### Set problem
Gather, from the listing beneath this task, every line holding the string "text".
+++ Dataset content
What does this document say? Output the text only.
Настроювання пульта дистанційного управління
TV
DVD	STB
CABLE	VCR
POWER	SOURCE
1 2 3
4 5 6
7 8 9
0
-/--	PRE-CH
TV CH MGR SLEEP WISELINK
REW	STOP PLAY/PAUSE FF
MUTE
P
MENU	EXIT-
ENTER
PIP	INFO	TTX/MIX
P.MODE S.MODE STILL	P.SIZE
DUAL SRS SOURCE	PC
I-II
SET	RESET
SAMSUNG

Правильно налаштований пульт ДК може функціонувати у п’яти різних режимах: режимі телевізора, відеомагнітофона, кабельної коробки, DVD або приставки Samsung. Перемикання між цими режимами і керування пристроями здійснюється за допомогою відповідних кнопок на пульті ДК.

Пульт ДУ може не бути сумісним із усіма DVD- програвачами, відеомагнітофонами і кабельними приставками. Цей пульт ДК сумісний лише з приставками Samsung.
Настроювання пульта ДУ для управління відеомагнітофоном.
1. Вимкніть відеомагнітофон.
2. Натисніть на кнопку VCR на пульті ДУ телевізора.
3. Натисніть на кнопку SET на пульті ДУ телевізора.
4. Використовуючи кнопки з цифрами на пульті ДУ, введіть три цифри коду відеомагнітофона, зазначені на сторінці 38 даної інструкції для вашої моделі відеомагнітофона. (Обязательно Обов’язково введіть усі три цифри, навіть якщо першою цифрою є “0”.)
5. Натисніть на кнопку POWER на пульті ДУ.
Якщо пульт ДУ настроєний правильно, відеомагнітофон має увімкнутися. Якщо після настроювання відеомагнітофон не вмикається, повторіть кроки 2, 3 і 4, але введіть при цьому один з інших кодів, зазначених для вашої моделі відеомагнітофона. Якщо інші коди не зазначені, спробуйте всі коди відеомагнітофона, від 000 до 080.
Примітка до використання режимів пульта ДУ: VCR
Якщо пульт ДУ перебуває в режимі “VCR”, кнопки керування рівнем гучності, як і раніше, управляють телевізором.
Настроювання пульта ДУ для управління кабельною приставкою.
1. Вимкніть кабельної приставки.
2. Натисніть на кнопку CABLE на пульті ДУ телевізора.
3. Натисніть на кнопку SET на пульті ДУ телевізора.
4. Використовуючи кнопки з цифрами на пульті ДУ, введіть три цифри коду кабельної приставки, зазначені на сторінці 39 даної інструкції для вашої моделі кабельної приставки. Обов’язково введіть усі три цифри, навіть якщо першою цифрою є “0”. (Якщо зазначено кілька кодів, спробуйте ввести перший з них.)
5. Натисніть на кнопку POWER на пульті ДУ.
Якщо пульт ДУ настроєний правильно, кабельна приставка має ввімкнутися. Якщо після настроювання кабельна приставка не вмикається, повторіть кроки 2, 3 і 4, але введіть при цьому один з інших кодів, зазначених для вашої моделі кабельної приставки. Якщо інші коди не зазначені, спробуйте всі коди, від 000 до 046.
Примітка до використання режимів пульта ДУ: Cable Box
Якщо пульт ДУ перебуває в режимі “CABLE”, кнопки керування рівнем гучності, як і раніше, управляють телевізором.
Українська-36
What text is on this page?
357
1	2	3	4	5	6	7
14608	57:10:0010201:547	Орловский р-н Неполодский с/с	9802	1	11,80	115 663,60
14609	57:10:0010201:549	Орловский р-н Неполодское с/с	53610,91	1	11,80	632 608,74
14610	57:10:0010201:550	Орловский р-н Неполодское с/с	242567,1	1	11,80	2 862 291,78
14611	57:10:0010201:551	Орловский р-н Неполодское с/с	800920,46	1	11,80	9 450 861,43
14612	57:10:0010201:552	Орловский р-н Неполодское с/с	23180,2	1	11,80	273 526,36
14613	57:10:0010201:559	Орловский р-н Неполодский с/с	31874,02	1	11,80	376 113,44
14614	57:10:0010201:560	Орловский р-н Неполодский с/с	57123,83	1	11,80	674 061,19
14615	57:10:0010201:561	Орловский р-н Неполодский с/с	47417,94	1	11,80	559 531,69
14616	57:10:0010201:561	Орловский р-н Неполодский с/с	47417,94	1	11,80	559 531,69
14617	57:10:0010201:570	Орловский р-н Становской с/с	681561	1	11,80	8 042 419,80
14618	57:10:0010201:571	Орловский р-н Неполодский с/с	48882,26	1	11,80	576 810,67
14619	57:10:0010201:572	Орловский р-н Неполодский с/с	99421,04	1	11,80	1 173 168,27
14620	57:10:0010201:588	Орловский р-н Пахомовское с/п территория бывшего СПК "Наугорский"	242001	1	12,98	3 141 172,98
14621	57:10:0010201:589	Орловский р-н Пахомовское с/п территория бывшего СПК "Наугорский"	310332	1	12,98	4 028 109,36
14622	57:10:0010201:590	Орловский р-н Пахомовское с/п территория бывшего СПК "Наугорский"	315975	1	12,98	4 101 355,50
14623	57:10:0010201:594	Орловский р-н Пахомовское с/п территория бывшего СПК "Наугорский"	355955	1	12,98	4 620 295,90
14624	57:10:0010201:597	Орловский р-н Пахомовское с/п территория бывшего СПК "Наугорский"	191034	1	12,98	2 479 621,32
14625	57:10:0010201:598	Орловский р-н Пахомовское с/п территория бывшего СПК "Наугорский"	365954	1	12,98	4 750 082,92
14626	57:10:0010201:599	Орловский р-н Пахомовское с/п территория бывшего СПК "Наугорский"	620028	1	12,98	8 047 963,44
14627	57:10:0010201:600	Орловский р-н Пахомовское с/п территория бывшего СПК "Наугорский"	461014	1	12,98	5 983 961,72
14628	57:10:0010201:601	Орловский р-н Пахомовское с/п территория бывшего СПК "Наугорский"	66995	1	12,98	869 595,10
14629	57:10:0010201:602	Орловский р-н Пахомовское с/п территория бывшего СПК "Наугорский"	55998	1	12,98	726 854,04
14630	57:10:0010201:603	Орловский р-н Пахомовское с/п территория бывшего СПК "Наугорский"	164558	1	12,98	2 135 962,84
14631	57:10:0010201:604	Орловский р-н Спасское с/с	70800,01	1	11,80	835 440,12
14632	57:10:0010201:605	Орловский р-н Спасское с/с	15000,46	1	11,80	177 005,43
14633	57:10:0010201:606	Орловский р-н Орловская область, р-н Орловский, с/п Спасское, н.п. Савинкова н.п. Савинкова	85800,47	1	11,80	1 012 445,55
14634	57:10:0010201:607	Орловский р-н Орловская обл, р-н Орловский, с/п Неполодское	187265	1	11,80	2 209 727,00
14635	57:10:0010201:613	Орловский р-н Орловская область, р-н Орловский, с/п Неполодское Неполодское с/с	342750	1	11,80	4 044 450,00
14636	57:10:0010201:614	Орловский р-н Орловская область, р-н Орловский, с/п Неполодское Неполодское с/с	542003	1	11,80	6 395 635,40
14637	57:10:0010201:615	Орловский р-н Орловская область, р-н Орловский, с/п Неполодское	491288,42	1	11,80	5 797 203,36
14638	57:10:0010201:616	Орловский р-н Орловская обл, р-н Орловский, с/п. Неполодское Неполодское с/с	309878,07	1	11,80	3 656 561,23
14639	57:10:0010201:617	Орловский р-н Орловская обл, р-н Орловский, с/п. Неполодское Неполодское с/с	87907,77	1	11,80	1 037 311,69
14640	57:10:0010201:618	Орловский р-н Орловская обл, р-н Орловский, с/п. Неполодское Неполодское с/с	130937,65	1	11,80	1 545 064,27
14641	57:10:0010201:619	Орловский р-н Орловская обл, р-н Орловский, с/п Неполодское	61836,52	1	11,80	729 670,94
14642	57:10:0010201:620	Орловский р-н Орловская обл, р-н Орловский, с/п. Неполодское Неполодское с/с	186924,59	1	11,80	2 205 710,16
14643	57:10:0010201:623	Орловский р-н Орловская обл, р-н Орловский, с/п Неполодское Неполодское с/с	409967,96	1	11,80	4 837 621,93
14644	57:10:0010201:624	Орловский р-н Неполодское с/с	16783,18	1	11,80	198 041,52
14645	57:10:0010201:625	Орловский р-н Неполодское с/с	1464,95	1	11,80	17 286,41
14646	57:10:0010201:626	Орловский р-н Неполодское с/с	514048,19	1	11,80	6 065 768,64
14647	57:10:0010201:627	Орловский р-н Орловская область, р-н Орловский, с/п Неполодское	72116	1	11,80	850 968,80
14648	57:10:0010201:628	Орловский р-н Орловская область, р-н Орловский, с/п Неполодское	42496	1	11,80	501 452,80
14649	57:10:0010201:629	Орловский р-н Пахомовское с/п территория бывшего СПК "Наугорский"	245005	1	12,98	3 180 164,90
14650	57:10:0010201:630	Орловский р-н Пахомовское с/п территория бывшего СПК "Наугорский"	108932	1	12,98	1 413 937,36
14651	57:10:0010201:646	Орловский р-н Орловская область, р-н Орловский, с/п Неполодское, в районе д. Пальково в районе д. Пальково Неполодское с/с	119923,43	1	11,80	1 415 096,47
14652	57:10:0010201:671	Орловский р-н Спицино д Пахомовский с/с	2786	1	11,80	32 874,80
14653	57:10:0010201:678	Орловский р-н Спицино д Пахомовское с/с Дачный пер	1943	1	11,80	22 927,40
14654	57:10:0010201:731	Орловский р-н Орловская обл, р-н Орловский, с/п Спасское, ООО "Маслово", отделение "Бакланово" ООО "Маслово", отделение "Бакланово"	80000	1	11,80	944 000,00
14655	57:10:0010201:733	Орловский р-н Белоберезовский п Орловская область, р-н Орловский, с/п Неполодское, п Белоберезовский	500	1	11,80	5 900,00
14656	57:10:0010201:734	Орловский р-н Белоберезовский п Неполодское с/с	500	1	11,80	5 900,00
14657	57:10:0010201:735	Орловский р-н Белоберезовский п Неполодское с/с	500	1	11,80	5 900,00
++++++
### Output of the task
What does this document say? Output the text only.
What text is on this page?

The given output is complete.